Exercise instructions
Write out all lines holding the word "планками".

Records for processing
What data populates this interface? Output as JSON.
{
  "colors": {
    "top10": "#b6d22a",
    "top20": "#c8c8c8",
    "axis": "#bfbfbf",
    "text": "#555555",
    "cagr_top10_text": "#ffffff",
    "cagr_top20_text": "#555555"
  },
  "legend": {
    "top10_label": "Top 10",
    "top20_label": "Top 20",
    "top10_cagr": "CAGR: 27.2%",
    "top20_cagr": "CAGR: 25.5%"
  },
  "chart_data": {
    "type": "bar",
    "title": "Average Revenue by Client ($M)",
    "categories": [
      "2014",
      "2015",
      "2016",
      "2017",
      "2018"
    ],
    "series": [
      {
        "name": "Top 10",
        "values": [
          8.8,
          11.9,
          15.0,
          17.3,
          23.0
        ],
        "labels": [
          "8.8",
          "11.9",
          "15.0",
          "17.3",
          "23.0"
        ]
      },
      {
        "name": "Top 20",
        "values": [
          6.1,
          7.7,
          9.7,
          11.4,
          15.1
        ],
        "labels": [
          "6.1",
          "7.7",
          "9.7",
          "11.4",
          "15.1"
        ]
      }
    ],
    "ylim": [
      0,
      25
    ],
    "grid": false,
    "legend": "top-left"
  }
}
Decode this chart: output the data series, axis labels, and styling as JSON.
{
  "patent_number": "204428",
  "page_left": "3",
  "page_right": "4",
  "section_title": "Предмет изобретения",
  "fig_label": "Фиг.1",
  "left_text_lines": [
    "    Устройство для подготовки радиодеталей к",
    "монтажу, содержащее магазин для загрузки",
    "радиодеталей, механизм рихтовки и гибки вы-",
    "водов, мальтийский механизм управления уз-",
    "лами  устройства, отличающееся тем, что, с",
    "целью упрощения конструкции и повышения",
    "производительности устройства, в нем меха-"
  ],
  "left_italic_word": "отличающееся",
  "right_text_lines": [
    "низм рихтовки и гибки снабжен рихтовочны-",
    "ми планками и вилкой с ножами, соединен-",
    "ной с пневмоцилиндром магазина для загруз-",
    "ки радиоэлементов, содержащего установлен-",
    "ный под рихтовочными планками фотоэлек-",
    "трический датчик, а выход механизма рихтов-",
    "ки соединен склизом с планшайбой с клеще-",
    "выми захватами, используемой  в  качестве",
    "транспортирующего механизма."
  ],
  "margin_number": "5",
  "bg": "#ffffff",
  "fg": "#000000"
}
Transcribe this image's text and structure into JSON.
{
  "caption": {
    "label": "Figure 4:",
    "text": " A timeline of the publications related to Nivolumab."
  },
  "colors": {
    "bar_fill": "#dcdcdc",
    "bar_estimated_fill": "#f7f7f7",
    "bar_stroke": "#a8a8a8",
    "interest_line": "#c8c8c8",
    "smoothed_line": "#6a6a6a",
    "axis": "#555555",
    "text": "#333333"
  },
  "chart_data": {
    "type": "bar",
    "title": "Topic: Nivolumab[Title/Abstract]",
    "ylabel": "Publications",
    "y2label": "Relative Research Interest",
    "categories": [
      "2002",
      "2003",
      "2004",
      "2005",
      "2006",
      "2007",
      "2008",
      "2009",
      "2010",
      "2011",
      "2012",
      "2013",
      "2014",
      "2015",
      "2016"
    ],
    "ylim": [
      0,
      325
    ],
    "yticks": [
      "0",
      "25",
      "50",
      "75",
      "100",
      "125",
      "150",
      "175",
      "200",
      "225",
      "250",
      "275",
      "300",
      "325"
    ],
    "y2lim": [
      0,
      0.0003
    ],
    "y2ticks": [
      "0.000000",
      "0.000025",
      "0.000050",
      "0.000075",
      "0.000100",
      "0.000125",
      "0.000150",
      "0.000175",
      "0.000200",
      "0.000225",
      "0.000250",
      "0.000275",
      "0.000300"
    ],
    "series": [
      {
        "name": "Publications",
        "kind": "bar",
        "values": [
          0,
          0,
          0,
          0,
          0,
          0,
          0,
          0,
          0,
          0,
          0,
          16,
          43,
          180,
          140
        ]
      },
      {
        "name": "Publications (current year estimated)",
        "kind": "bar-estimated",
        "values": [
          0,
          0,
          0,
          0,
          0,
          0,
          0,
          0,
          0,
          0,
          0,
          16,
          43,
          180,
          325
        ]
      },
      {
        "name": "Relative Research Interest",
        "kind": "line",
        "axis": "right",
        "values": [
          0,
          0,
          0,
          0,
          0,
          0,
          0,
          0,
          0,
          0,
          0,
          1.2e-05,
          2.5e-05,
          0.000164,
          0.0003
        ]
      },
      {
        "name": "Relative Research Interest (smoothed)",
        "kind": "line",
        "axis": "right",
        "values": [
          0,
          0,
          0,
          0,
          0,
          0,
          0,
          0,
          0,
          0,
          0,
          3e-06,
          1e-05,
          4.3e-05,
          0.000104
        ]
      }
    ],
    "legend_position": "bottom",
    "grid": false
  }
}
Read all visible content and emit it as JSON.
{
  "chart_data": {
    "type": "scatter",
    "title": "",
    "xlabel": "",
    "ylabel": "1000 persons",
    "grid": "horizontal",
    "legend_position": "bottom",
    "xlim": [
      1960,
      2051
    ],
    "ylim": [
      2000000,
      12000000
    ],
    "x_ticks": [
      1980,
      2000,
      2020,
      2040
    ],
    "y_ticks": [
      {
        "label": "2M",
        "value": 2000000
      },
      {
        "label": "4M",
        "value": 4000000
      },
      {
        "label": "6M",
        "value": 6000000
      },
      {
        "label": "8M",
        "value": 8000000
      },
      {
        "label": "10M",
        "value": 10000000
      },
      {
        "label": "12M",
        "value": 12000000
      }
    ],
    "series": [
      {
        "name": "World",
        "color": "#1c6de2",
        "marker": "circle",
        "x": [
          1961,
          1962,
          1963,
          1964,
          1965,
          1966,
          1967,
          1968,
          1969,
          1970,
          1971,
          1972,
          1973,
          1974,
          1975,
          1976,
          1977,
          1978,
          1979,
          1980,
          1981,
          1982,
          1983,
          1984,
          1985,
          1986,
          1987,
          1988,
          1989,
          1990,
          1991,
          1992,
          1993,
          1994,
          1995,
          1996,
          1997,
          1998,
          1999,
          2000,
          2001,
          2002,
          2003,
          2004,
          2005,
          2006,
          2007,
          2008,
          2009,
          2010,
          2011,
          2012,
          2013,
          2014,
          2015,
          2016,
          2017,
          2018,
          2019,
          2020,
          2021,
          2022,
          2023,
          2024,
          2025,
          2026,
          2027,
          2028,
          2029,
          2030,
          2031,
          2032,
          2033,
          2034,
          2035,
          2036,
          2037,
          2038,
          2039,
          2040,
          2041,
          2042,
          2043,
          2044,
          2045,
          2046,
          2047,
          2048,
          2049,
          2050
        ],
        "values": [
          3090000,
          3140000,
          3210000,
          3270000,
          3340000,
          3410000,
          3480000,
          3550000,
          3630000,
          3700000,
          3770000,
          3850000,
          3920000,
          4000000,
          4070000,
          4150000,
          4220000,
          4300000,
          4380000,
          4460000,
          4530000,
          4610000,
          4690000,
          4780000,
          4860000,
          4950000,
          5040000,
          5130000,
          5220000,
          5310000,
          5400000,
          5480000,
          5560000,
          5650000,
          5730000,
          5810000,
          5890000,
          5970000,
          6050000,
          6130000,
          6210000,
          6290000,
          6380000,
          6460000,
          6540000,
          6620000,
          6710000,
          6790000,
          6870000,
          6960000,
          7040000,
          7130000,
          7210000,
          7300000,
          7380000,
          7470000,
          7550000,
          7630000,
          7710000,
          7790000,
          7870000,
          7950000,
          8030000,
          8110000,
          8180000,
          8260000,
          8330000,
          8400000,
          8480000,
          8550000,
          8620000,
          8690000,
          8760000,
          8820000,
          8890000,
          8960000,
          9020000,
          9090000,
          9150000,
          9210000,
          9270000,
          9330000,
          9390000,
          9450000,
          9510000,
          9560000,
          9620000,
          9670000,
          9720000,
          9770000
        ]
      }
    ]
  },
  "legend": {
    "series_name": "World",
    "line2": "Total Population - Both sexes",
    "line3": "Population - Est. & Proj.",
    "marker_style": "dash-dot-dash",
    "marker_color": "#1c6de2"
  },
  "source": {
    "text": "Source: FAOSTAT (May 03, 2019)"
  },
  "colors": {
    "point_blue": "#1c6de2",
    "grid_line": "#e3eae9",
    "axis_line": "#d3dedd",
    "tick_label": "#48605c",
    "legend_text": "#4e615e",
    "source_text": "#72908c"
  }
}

Solution
    "ми планками и вилкой с ножами, соединен-",
    "ный под рихтовочными планками фотоэлек-",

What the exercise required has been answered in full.